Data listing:

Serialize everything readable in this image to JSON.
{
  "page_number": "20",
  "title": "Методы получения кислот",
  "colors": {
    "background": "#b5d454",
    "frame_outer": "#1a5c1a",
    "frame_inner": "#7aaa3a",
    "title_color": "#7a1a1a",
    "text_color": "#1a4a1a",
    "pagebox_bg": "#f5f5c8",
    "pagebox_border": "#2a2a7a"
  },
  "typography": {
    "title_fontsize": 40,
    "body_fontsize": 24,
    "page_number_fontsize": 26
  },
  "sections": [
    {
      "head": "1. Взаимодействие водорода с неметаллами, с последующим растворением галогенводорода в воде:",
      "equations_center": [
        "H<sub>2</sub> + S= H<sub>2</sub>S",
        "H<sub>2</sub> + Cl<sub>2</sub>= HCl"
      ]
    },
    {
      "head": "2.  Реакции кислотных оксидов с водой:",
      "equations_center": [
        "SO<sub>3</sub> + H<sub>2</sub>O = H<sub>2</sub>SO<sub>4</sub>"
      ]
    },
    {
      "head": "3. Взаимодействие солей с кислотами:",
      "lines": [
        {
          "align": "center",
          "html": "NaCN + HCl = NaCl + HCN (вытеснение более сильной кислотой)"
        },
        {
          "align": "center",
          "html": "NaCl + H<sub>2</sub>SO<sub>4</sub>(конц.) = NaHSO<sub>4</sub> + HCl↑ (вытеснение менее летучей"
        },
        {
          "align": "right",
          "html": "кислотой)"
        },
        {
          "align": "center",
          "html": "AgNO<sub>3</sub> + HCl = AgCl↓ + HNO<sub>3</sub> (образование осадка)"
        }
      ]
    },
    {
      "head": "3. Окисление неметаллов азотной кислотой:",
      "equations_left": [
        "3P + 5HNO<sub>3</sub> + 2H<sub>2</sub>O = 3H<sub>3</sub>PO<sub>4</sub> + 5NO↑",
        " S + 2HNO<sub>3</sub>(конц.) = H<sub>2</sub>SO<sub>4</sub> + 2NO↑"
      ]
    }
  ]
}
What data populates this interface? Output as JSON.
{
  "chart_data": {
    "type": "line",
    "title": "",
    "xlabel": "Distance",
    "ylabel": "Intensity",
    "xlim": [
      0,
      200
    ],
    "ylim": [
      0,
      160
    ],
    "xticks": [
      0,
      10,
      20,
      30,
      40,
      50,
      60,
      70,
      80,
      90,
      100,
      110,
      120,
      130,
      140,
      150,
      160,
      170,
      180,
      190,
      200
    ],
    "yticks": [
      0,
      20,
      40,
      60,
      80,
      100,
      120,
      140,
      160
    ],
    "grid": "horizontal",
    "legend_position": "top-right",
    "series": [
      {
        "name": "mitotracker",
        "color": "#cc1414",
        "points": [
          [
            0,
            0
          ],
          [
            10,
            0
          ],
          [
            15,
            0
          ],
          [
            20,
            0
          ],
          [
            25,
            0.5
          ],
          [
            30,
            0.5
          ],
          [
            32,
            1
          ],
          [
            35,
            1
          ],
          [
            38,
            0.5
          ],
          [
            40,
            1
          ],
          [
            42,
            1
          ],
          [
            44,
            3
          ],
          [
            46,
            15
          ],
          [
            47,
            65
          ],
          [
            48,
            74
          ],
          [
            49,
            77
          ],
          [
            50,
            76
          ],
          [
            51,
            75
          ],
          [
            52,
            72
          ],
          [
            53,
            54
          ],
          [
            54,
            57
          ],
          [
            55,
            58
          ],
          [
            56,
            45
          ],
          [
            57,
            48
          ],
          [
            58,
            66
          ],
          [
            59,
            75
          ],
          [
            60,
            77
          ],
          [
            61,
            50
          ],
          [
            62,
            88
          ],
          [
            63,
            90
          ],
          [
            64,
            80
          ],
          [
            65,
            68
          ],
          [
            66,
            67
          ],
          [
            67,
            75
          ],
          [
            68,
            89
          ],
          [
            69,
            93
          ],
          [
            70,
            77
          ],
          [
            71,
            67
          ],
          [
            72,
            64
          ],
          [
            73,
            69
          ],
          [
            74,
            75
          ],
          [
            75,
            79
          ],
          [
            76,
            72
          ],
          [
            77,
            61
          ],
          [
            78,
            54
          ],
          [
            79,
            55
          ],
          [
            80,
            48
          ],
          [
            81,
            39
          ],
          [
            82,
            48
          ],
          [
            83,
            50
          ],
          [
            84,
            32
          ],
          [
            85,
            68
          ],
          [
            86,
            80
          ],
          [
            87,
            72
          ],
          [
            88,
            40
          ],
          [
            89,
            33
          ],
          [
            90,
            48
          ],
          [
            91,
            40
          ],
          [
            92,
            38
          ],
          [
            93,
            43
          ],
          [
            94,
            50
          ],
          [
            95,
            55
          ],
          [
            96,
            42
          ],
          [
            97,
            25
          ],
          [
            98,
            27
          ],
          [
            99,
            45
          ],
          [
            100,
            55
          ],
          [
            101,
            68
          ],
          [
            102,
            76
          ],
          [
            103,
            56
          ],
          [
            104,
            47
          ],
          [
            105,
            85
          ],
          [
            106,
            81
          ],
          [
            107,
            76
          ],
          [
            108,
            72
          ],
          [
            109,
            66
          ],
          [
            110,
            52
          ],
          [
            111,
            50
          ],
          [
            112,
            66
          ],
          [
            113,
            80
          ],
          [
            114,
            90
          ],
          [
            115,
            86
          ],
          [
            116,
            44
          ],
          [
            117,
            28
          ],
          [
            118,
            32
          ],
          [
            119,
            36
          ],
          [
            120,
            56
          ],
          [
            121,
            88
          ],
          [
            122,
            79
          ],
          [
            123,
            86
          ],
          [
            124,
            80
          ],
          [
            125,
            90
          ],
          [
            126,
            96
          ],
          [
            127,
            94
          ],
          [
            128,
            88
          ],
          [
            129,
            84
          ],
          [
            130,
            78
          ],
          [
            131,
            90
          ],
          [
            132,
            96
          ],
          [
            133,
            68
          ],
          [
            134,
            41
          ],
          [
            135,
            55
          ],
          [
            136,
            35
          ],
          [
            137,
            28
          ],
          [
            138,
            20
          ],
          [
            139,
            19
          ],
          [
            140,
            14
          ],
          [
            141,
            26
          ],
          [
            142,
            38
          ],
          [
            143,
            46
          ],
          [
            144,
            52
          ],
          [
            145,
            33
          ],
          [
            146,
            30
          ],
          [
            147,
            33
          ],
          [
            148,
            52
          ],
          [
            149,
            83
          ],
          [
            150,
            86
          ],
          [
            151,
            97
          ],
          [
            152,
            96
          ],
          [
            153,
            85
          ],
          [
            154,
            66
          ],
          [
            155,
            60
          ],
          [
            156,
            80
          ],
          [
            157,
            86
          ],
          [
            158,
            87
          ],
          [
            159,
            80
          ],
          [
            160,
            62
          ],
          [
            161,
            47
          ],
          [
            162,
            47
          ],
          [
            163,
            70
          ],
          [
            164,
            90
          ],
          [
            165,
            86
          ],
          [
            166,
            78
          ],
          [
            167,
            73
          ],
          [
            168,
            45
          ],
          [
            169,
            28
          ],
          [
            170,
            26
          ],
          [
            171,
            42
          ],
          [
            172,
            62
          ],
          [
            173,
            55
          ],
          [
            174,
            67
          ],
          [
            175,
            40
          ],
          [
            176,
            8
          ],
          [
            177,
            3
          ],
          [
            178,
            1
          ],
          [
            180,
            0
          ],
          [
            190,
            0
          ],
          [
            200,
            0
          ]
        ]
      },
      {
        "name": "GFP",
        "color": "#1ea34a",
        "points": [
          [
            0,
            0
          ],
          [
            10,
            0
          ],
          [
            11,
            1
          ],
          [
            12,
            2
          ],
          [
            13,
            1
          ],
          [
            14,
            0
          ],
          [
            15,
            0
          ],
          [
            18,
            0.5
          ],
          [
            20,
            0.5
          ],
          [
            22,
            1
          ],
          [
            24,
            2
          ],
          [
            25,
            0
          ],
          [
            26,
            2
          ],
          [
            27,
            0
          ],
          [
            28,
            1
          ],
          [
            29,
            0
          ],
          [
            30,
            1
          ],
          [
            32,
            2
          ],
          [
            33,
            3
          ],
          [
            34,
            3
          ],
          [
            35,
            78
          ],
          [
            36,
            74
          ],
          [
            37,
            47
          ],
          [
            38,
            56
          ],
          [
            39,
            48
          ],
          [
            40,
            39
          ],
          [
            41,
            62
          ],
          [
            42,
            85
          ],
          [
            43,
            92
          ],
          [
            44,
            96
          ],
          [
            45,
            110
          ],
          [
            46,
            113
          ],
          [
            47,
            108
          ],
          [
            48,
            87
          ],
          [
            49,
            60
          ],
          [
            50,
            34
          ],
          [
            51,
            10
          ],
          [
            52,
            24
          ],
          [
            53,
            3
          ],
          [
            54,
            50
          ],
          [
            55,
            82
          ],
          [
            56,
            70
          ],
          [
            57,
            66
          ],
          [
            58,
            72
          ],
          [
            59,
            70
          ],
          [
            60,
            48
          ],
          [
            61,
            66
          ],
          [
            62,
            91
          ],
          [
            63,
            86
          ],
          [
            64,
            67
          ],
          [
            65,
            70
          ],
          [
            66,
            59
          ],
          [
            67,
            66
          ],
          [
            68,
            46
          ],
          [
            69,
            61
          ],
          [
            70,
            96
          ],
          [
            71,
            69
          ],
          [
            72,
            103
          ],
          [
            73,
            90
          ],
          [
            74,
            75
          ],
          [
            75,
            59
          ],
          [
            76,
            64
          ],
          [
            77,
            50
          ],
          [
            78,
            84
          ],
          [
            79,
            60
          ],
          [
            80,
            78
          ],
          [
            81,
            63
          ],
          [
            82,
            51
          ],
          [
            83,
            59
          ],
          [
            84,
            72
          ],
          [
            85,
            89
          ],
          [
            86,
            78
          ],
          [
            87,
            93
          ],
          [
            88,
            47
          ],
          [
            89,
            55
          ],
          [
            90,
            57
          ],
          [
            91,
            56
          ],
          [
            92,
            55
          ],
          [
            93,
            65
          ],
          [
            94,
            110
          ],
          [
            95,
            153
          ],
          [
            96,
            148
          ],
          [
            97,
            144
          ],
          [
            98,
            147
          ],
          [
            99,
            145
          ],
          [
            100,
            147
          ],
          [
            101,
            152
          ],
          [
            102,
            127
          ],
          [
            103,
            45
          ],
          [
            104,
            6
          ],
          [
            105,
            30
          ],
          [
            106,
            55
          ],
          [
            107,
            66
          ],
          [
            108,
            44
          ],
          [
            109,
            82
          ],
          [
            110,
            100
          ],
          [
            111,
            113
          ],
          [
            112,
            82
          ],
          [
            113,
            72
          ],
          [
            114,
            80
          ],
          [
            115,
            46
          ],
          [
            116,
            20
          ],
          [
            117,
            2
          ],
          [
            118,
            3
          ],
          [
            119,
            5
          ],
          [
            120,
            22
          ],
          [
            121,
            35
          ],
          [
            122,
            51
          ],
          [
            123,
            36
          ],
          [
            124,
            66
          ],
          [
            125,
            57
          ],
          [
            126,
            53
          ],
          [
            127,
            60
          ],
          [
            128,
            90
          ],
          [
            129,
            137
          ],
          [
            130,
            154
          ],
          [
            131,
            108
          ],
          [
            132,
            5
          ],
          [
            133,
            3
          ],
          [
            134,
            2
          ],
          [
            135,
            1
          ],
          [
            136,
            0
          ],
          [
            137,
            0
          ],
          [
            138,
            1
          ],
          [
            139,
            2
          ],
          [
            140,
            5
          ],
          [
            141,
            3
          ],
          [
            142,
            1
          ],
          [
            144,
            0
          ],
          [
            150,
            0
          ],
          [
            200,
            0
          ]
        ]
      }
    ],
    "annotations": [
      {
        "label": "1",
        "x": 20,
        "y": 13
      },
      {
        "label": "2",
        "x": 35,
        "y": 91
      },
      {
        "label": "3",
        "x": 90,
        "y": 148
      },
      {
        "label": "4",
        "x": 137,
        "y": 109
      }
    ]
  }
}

■ Exercise objective ■
Pick out lines containing the word "конц", each one as written.

■ Response below ■
          "html": "NaCl + H<sub>2</sub>SO<sub>4</sub>(конц.) = NaHSO<sub>4</sub> + HCl↑ (вытеснение менее летучей"
        " S + 2HNO<sub>3</sub>(конц.) = H<sub>2</sub>SO<sub>4</sub> + 2NO↑"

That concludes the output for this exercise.